Start Material supplied
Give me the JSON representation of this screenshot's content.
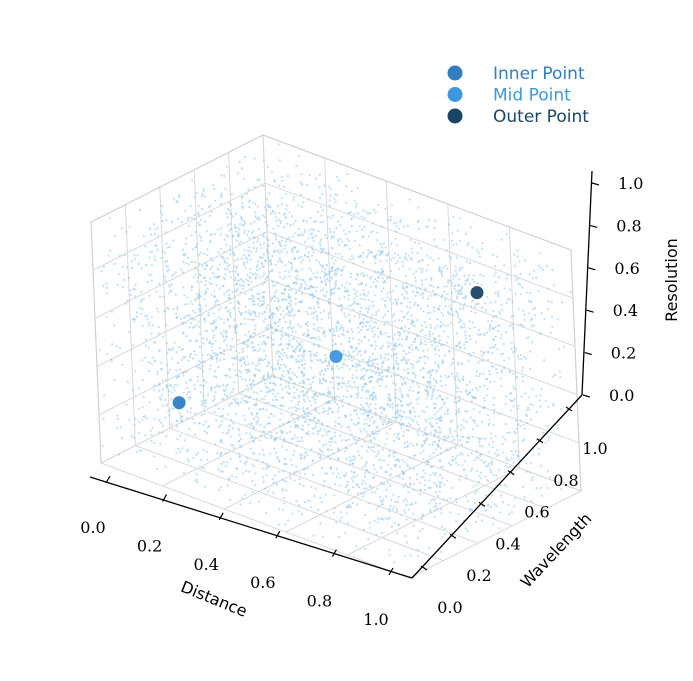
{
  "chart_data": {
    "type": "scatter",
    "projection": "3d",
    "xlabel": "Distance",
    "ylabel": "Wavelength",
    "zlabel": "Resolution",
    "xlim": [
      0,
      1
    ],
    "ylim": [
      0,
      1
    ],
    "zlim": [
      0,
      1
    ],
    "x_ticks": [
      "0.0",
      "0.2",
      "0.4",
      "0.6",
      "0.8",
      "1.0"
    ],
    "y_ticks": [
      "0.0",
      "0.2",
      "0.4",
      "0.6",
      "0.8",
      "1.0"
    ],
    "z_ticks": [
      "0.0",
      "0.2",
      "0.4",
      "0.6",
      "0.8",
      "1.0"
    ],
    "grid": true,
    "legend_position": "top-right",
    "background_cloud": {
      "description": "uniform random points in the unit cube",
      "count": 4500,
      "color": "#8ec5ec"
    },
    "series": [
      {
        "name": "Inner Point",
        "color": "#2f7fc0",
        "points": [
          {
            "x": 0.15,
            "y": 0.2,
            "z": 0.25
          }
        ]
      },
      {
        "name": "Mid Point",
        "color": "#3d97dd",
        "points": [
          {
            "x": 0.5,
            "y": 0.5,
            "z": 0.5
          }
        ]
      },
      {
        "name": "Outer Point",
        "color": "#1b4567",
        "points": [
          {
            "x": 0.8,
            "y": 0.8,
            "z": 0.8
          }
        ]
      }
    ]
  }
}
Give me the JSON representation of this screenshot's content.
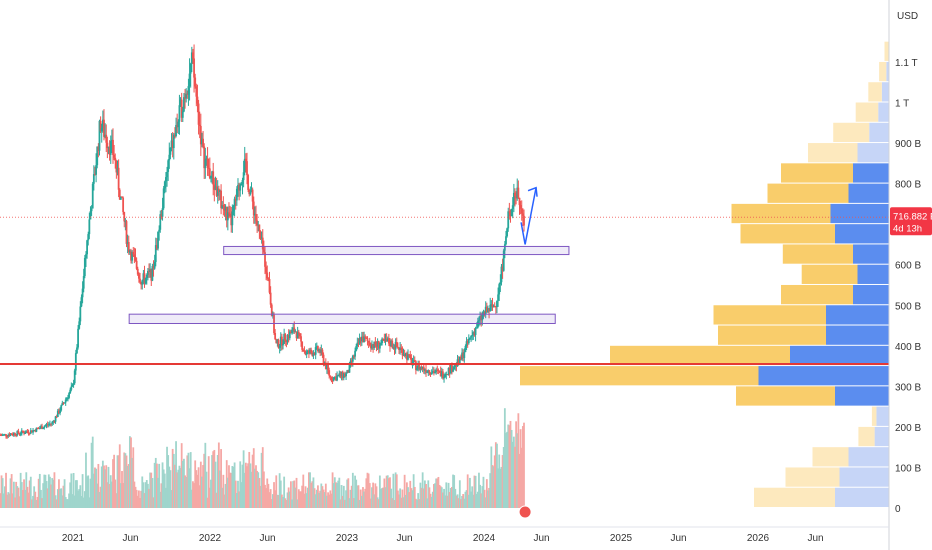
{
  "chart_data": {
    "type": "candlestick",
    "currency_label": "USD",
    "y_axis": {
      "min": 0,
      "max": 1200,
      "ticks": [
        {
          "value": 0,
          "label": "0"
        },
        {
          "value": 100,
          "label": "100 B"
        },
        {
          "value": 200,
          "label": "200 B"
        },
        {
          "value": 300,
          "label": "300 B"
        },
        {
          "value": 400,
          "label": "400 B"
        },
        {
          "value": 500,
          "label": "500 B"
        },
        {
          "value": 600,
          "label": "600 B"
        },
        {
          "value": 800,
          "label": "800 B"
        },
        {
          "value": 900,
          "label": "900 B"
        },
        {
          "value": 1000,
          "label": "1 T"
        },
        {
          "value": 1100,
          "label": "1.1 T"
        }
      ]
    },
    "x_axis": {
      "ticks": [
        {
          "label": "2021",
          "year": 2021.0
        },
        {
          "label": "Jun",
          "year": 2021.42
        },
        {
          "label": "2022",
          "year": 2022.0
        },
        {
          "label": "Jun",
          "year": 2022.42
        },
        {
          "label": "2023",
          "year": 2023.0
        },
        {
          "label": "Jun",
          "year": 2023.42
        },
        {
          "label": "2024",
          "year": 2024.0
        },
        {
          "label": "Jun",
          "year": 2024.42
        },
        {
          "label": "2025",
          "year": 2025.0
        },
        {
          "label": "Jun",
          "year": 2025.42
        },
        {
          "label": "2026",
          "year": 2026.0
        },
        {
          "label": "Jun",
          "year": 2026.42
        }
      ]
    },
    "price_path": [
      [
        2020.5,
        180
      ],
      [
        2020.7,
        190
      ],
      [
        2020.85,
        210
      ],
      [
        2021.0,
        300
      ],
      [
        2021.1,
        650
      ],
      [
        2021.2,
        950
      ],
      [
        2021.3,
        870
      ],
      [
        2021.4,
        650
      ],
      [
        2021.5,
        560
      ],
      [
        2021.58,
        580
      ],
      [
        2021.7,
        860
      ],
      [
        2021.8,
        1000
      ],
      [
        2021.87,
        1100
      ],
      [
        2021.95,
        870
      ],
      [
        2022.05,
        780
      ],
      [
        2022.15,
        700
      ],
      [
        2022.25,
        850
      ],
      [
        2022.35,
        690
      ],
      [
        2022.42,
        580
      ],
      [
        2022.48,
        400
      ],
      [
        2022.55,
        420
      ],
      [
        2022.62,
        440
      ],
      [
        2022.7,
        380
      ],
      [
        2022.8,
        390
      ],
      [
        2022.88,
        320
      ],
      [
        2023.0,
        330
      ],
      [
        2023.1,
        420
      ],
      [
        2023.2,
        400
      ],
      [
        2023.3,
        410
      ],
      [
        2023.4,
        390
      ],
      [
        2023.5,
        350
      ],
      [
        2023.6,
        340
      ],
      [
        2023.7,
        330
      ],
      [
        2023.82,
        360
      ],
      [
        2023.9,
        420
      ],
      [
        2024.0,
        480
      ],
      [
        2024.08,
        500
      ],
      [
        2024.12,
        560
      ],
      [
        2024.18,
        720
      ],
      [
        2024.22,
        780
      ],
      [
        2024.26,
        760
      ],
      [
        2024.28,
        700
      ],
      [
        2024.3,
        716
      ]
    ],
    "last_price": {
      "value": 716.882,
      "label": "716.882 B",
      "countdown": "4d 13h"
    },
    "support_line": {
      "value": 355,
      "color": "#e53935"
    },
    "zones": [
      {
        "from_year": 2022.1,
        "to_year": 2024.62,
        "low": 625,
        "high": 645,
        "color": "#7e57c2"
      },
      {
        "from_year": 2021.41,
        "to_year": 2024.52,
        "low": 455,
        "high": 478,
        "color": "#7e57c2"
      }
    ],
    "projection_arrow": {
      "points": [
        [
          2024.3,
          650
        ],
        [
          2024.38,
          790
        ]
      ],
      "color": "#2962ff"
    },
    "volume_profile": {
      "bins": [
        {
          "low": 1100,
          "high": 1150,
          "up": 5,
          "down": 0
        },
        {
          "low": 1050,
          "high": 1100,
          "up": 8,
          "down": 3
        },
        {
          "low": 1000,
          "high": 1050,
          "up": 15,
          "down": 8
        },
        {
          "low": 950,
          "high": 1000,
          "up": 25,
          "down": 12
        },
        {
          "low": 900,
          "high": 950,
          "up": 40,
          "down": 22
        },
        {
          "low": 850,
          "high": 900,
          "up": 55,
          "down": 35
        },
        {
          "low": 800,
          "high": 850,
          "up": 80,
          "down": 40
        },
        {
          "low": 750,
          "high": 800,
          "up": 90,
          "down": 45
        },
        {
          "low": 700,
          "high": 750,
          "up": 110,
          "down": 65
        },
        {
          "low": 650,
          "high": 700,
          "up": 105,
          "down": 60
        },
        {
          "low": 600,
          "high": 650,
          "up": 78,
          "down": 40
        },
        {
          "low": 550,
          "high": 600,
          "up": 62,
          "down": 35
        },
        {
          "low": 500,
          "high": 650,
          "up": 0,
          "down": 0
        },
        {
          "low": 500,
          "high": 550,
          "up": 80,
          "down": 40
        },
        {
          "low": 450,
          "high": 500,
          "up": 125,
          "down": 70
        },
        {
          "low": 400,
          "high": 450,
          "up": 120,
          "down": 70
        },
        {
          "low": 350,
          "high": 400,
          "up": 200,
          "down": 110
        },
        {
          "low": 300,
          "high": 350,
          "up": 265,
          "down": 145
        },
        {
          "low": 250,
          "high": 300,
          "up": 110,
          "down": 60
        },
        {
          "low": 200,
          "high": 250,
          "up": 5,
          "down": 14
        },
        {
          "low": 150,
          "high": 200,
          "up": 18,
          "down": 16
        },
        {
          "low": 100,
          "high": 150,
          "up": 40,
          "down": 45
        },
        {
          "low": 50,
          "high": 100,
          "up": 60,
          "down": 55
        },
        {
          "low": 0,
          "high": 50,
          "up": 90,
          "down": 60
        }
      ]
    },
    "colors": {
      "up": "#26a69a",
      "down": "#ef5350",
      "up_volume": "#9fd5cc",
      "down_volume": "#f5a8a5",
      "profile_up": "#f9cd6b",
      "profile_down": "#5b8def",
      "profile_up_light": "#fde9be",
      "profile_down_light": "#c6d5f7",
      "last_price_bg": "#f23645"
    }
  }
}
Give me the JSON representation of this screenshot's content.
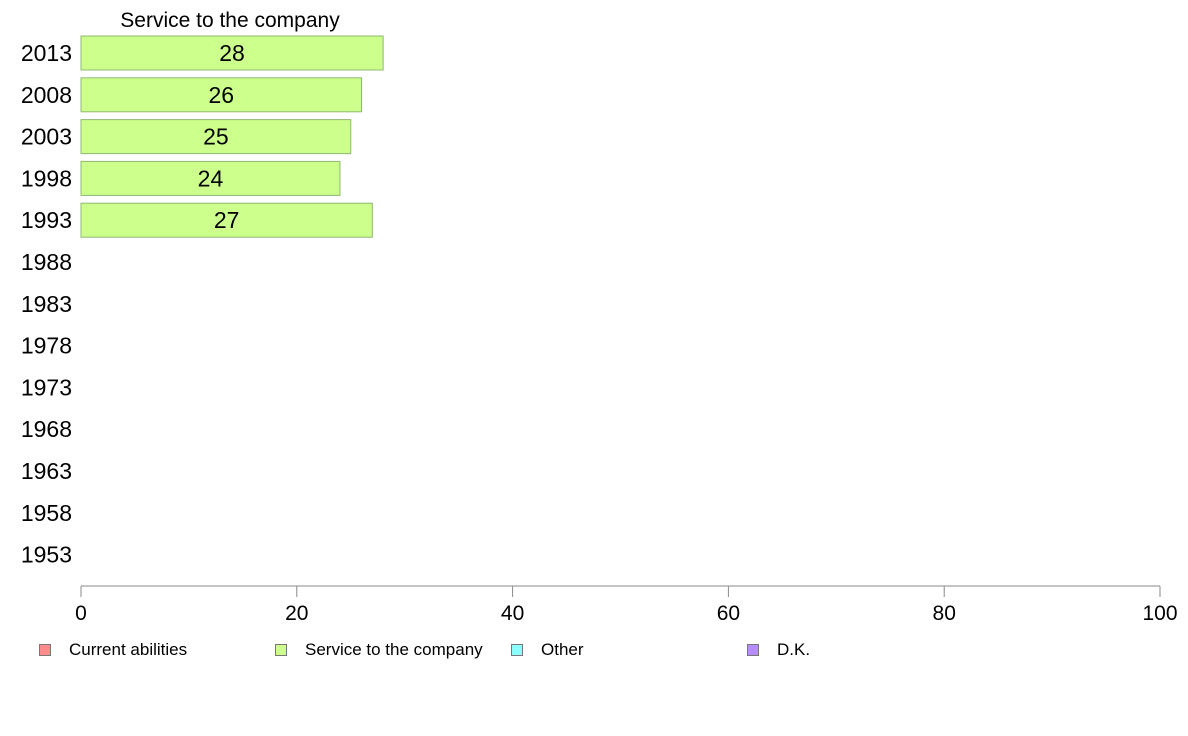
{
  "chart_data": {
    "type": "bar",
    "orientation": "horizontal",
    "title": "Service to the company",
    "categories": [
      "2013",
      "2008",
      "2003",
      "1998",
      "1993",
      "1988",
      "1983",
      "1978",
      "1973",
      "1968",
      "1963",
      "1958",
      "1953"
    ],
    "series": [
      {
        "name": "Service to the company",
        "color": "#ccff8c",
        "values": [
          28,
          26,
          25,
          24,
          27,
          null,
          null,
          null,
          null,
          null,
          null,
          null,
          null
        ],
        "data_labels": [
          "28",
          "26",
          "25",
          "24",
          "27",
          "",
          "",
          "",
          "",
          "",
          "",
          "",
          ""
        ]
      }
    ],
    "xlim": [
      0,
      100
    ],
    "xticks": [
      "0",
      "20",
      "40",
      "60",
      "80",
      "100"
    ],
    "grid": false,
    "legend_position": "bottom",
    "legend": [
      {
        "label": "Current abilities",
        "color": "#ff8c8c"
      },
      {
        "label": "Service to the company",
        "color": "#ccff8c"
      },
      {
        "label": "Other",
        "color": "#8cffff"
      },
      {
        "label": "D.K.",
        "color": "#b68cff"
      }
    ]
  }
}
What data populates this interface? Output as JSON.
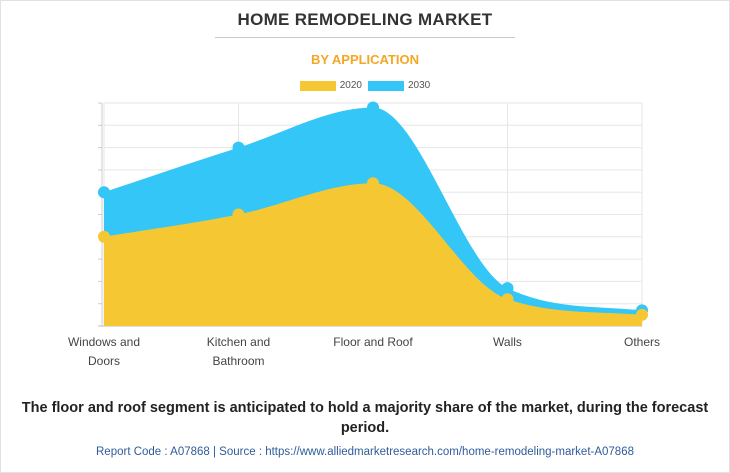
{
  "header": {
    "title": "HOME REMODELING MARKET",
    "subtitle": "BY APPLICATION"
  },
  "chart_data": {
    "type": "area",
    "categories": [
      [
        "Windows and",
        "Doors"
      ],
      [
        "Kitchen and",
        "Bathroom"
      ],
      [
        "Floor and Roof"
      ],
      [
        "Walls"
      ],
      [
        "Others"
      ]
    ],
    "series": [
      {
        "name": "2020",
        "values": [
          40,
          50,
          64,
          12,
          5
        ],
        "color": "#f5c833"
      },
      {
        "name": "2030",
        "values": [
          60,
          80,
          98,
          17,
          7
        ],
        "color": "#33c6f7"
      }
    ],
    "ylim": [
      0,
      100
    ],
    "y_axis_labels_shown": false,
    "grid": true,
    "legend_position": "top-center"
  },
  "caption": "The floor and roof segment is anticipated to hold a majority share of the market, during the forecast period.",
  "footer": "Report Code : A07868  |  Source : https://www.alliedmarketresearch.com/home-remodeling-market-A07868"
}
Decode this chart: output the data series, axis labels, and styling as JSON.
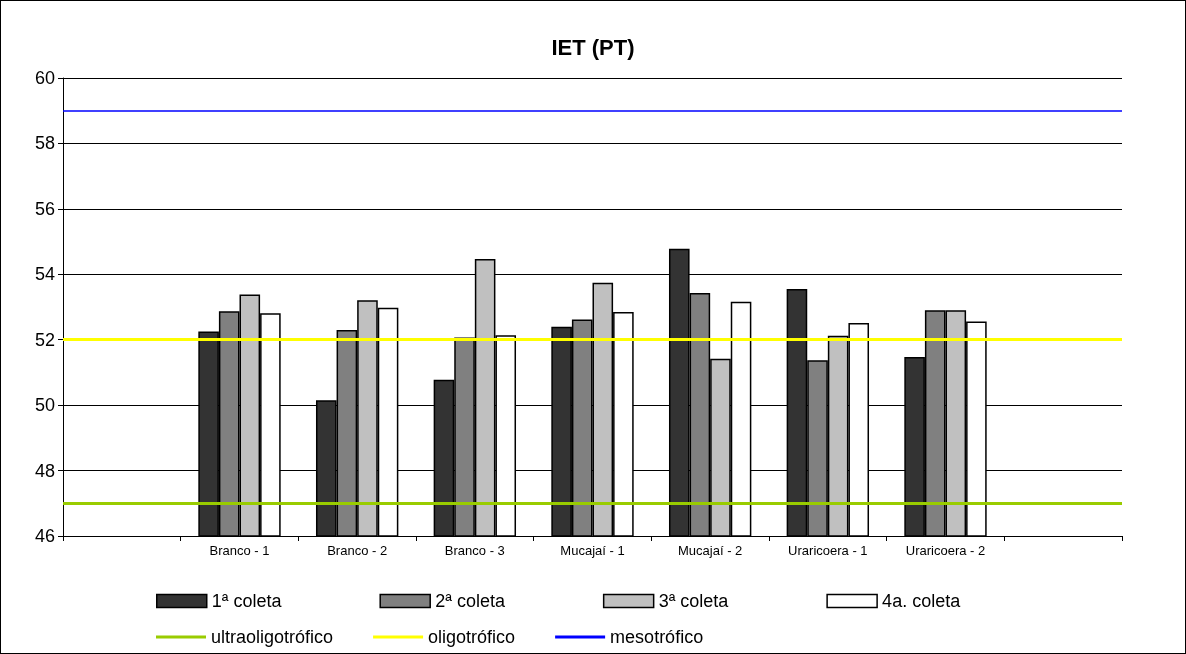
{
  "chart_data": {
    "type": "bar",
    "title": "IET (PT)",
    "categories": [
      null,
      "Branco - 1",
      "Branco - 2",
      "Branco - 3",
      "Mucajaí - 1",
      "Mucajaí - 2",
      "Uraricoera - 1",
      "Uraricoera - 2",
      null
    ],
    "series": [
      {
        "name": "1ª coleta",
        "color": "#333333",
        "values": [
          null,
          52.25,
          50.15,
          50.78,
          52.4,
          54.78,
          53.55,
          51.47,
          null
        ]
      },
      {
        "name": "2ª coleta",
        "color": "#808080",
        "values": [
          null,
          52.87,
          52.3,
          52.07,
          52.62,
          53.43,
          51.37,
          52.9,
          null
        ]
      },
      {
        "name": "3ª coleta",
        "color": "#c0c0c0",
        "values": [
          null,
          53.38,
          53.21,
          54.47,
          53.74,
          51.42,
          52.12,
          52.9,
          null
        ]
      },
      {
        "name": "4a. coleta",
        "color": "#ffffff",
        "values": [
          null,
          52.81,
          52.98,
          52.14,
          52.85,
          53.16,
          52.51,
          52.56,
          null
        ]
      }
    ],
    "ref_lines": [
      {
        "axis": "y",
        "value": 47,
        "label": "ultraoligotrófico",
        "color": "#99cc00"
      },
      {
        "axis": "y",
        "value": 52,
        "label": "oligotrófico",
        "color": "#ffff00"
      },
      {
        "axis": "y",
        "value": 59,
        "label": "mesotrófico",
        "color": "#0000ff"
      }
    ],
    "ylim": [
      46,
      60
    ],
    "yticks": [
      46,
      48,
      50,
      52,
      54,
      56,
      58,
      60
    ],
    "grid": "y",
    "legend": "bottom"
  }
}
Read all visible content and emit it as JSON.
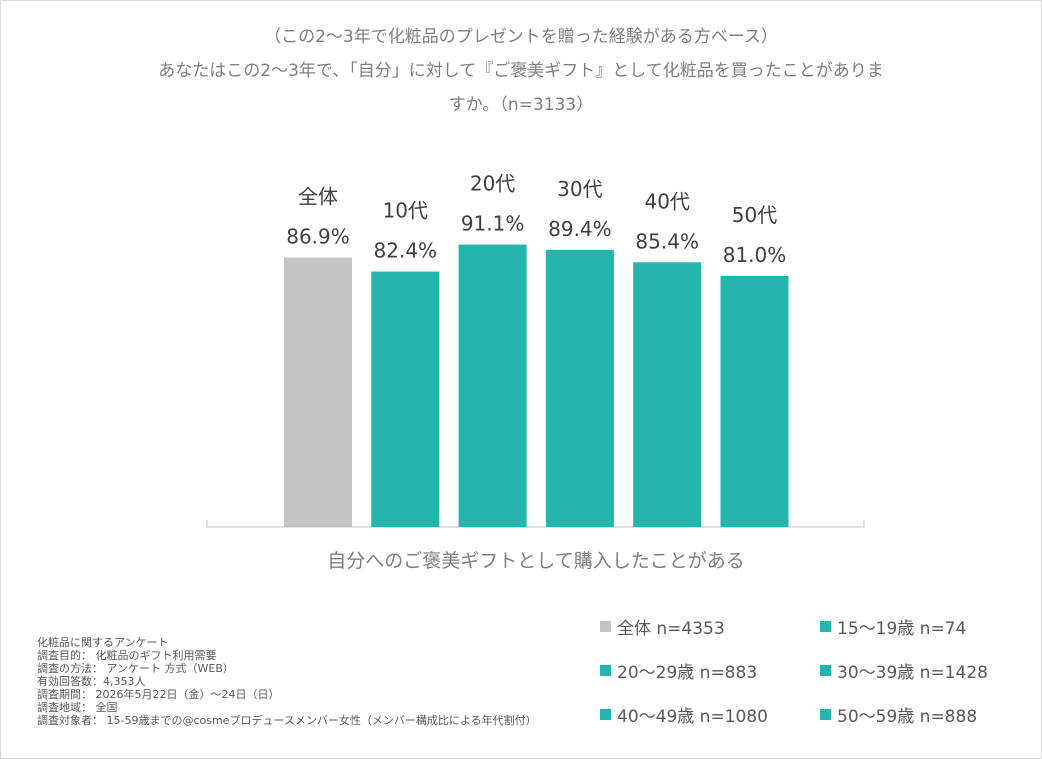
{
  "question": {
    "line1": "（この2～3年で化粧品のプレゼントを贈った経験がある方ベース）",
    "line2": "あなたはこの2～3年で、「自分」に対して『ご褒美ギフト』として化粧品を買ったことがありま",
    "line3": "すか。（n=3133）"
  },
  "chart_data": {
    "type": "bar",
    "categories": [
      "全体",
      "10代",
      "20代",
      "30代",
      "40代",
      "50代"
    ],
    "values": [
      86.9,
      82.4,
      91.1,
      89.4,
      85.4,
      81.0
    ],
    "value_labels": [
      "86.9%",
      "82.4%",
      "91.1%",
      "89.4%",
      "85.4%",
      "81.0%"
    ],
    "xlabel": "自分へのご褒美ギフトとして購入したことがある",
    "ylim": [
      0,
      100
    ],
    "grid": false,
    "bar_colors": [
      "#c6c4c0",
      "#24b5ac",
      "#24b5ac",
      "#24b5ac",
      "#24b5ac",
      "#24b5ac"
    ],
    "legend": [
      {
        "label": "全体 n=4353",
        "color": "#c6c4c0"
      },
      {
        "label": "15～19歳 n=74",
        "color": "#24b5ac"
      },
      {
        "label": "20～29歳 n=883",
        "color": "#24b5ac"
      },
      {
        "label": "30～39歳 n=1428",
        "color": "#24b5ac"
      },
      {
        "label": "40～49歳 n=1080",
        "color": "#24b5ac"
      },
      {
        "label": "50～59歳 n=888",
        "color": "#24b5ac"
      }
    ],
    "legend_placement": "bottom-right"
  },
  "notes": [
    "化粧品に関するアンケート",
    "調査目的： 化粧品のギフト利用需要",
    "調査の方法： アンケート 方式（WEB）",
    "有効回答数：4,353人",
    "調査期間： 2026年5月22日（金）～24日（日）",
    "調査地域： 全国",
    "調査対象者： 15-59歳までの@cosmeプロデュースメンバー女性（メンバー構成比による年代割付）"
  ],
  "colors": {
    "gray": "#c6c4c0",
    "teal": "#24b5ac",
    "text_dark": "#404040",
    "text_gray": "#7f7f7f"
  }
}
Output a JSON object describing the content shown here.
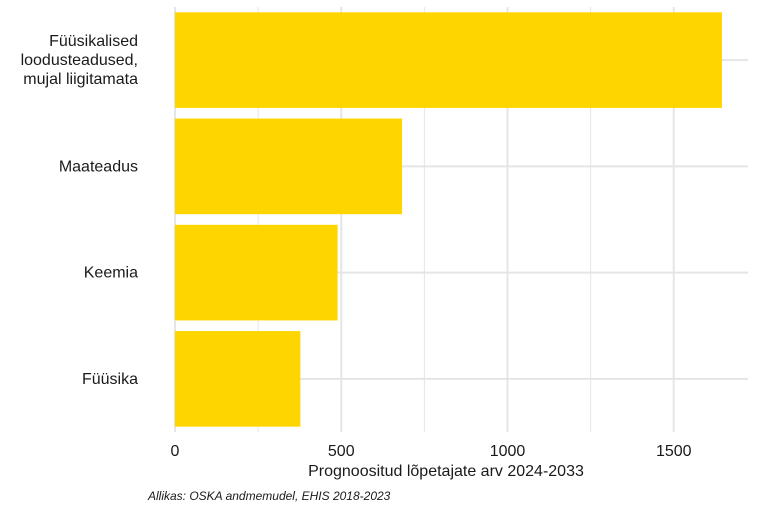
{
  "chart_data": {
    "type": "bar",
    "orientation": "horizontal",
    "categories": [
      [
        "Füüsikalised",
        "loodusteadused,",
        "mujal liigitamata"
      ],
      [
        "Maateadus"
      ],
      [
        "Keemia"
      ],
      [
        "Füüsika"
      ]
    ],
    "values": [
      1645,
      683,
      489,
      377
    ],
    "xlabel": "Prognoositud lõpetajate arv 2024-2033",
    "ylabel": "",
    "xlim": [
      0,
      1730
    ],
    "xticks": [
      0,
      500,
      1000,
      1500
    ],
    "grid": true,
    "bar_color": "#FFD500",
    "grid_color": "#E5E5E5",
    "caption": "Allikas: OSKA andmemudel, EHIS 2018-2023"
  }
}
End Material supplied
▶ [Task to carry out]: Which lines in the records above contain the string "JSON"? Copy each one.

▶ [Reply to the task]:
Give me the JSON representation of this screenshot's content.
Give me the JSON representation of this screenshot's content.
Give me the JSON representation of this screenshot's content.
What data populates this interface? Output as JSON.
Decode this chart: output the data series, axis labels, and styling as JSON.
Read all visible content and emit it as JSON.
Output a JSON object describing the content shown here.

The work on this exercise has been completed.